(begin)
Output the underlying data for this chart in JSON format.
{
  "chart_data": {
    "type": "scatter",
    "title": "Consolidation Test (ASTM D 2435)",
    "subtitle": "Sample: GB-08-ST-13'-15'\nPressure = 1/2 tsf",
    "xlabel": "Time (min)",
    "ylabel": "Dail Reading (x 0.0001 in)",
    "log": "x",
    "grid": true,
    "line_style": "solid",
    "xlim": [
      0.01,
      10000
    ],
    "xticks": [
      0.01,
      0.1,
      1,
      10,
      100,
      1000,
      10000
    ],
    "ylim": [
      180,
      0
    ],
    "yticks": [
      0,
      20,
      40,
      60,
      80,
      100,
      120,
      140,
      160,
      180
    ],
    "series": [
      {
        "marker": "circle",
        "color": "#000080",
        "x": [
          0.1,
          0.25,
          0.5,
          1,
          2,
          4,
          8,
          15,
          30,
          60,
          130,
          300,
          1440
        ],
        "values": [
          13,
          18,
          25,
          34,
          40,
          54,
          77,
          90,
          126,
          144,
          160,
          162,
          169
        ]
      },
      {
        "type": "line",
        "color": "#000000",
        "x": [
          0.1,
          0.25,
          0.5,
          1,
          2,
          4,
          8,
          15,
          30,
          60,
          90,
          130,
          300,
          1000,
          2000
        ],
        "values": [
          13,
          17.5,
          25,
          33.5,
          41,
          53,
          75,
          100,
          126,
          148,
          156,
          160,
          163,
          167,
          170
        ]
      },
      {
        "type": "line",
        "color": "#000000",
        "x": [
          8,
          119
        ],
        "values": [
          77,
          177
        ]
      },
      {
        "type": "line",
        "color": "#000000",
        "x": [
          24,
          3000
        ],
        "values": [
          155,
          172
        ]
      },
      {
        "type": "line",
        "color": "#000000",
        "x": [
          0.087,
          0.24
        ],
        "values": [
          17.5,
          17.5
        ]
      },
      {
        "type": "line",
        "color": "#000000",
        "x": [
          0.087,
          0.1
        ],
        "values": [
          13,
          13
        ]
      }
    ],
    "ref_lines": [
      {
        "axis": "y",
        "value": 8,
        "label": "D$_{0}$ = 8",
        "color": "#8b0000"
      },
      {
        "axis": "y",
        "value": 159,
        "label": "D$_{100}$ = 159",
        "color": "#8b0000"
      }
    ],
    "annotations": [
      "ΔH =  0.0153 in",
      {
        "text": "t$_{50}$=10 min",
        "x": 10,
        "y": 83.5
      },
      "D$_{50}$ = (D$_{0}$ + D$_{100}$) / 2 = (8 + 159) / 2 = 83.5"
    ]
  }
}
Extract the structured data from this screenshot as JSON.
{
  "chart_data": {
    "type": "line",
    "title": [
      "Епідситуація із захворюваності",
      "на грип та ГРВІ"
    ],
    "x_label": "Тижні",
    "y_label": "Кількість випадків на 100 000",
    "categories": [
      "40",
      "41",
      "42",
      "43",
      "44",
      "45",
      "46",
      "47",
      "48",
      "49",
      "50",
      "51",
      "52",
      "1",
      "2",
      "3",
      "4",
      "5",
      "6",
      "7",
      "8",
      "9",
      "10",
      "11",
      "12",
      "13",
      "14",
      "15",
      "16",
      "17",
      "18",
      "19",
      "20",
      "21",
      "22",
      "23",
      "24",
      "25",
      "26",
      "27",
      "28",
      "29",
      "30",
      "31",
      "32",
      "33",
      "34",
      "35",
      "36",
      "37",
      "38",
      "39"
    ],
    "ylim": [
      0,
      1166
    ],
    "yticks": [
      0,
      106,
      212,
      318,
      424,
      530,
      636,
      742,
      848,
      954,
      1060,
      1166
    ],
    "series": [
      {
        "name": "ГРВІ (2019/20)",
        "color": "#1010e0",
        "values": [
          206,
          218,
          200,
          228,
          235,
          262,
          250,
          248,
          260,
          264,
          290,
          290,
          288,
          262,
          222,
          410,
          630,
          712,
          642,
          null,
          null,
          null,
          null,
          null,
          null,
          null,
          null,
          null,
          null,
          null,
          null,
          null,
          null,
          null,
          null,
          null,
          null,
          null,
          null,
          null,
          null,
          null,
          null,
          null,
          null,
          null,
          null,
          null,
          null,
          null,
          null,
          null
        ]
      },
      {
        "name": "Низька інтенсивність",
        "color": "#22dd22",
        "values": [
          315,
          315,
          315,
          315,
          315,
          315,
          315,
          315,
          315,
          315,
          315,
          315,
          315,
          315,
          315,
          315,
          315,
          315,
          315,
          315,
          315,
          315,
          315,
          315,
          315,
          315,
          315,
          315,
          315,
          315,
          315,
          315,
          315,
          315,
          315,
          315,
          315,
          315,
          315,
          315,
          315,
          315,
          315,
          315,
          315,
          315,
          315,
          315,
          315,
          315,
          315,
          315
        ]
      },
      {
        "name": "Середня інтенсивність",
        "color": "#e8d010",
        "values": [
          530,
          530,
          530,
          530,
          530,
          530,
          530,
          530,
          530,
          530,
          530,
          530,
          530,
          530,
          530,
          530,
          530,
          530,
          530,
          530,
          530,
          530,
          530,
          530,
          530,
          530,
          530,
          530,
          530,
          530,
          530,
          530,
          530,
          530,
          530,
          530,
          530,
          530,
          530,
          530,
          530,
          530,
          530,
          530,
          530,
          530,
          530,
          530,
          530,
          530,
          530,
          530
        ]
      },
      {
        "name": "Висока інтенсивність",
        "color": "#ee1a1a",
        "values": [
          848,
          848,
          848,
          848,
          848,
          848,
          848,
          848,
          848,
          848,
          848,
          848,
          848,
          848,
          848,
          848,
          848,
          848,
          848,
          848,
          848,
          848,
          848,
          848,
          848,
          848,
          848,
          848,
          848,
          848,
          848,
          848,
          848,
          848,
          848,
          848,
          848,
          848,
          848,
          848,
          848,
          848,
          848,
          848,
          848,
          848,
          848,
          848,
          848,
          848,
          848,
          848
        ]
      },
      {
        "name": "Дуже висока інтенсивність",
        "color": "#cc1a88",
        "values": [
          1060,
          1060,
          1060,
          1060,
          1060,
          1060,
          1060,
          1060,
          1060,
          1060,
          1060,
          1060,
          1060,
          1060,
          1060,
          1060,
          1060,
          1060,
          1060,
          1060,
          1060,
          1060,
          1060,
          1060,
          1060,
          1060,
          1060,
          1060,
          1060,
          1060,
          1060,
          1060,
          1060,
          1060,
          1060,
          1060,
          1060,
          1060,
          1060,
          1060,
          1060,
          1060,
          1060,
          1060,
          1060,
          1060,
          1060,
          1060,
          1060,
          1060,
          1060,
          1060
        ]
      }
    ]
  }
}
(end)
→ **THE PROBLEM**: Restate each entry exactly, skipping none.

→ **EXERCISE ANSWER**:
Output the underlying data for this chart in JSON format.
{
  "chart_data": {
    "type": "scatter",
    "title": "Consolidation Test (ASTM D 2435)",
    "subtitle": "Sample: GB-08-ST-13'-15'\nPressure = 1/2 tsf",
    "xlabel": "Time (min)",
    "ylabel": "Dail Reading (x 0.0001 in)",
    "log": "x",
    "grid": true,
    "line_style": "solid",
    "xlim": [
      0.01,
      10000
    ],
    "xticks": [
      0.01,
      0.1,
      1,
      10,
      100,
      1000,
      10000
    ],
    "ylim": [
      180,
      0
    ],
    "yticks": [
      0,
      20,
      40,
      60,
      80,
      100,
      120,
      140,
      160,
      180
    ],
    "series": [
      {
        "marker": "circle",
        "color": "#000080",
        "x": [
          0.1,
          0.25,
          0.5,
          1,
          2,
          4,
          8,
          15,
          30,
          60,
          130,
          300,
          1440
        ],
        "values": [
          13,
          18,
          25,
          34,
          40,
          54,
          77,
          90,
          126,
          144,
          160,
          162,
          169
        ]
      },
      {
        "type": "line",
        "color": "#000000",
        "x": [
          0.1,
          0.25,
          0.5,
          1,
          2,
          4,
          8,
          15,
          30,
          60,
          90,
          130,
          300,
          1000,
          2000
        ],
        "values": [
          13,
          17.5,
          25,
          33.5,
          41,
          53,
          75,
          100,
          126,
          148,
          156,
          160,
          163,
          167,
          170
        ]
      },
      {
        "type": "line",
        "color": "#000000",
        "x": [
          8,
          119
        ],
        "values": [
          77,
          177
        ]
      },
      {
        "type": "line",
        "color": "#000000",
        "x": [
          24,
          3000
        ],
        "values": [
          155,
          172
        ]
      },
      {
        "type": "line",
        "color": "#000000",
        "x": [
          0.087,
          0.24
        ],
        "values": [
          17.5,
          17.5
        ]
      },
      {
        "type": "line",
        "color": "#000000",
        "x": [
          0.087,
          0.1
        ],
        "values": [
          13,
          13
        ]
      }
    ],
    "ref_lines": [
      {
        "axis": "y",
        "value": 8,
        "label": "D$_{0}$ = 8",
        "color": "#8b0000"
      },
      {
        "axis": "y",
        "value": 159,
        "label": "D$_{100}$ = 159",
        "color": "#8b0000"
      }
    ],
    "annotations": [
      "ΔH =  0.0153 in",
      {
        "text": "t$_{50}$=10 min",
        "x": 10,
        "y": 83.5
      },
      "D$_{50}$ = (D$_{0}$ + D$_{100}$) / 2 = (8 + 159) / 2 = 83.5"
    ]
  }
}
Extract the structured data from this screenshot as JSON.
{
  "chart_data": {
    "type": "line",
    "title": [
      "Епідситуація із захворюваності",
      "на грип та ГРВІ"
    ],
    "x_label": "Тижні",
    "y_label": "Кількість випадків на 100 000",
    "categories": [
      "40",
      "41",
      "42",
      "43",
      "44",
      "45",
      "46",
      "47",
      "48",
      "49",
      "50",
      "51",
      "52",
      "1",
      "2",
      "3",
      "4",
      "5",
      "6",
      "7",
      "8",
      "9",
      "10",
      "11",
      "12",
      "13",
      "14",
      "15",
      "16",
      "17",
      "18",
      "19",
      "20",
      "21",
      "22",
      "23",
      "24",
      "25",
      "26",
      "27",
      "28",
      "29",
      "30",
      "31",
      "32",
      "33",
      "34",
      "35",
      "36",
      "37",
      "38",
      "39"
    ],
    "ylim": [
      0,
      1166
    ],
    "yticks": [
      0,
      106,
      212,
      318,
      424,
      530,
      636,
      742,
      848,
      954,
      1060,
      1166
    ],
    "series": [
      {
        "name": "ГРВІ (2019/20)",
        "color": "#1010e0",
        "values": [
          206,
          218,
          200,
          228,
          235,
          262,
          250,
          248,
          260,
          264,
          290,
          290,
          288,
          262,
          222,
          410,
          630,
          712,
          642,
          null,
          null,
          null,
          null,
          null,
          null,
          null,
          null,
          null,
          null,
          null,
          null,
          null,
          null,
          null,
          null,
          null,
          null,
          null,
          null,
          null,
          null,
          null,
          null,
          null,
          null,
          null,
          null,
          null,
          null,
          null,
          null,
          null
        ]
      },
      {
        "name": "Низька інтенсивність",
        "color": "#22dd22",
        "values": [
          315,
          315,
          315,
          315,
          315,
          315,
          315,
          315,
          315,
          315,
          315,
          315,
          315,
          315,
          315,
          315,
          315,
          315,
          315,
          315,
          315,
          315,
          315,
          315,
          315,
          315,
          315,
          315,
          315,
          315,
          315,
          315,
          315,
          315,
          315,
          315,
          315,
          315,
          315,
          315,
          315,
          315,
          315,
          315,
          315,
          315,
          315,
          315,
          315,
          315,
          315,
          315
        ]
      },
      {
        "name": "Середня інтенсивність",
        "color": "#e8d010",
        "values": [
          530,
          530,
          530,
          530,
          530,
          530,
          530,
          530,
          530,
          530,
          530,
          530,
          530,
          530,
          530,
          530,
          530,
          530,
          530,
          530,
          530,
          530,
          530,
          530,
          530,
          530,
          530,
          530,
          530,
          530,
          530,
          530,
          530,
          530,
          530,
          530,
          530,
          530,
          530,
          530,
          530,
          530,
          530,
          530,
          530,
          530,
          530,
          530,
          530,
          530,
          530,
          530
        ]
      },
      {
        "name": "Висока інтенсивність",
        "color": "#ee1a1a",
        "values": [
          848,
          848,
          848,
          848,
          848,
          848,
          848,
          848,
          848,
          848,
          848,
          848,
          848,
          848,
          848,
          848,
          848,
          848,
          848,
          848,
          848,
          848,
          848,
          848,
          848,
          848,
          848,
          848,
          848,
          848,
          848,
          848,
          848,
          848,
          848,
          848,
          848,
          848,
          848,
          848,
          848,
          848,
          848,
          848,
          848,
          848,
          848,
          848,
          848,
          848,
          848,
          848
        ]
      },
      {
        "name": "Дуже висока інтенсивність",
        "color": "#cc1a88",
        "values": [
          1060,
          1060,
          1060,
          1060,
          1060,
          1060,
          1060,
          1060,
          1060,
          1060,
          1060,
          1060,
          1060,
          1060,
          1060,
          1060,
          1060,
          1060,
          1060,
          1060,
          1060,
          1060,
          1060,
          1060,
          1060,
          1060,
          1060,
          1060,
          1060,
          1060,
          1060,
          1060,
          1060,
          1060,
          1060,
          1060,
          1060,
          1060,
          1060,
          1060,
          1060,
          1060,
          1060,
          1060,
          1060,
          1060,
          1060,
          1060,
          1060,
          1060,
          1060,
          1060
        ]
      }
    ]
  }
}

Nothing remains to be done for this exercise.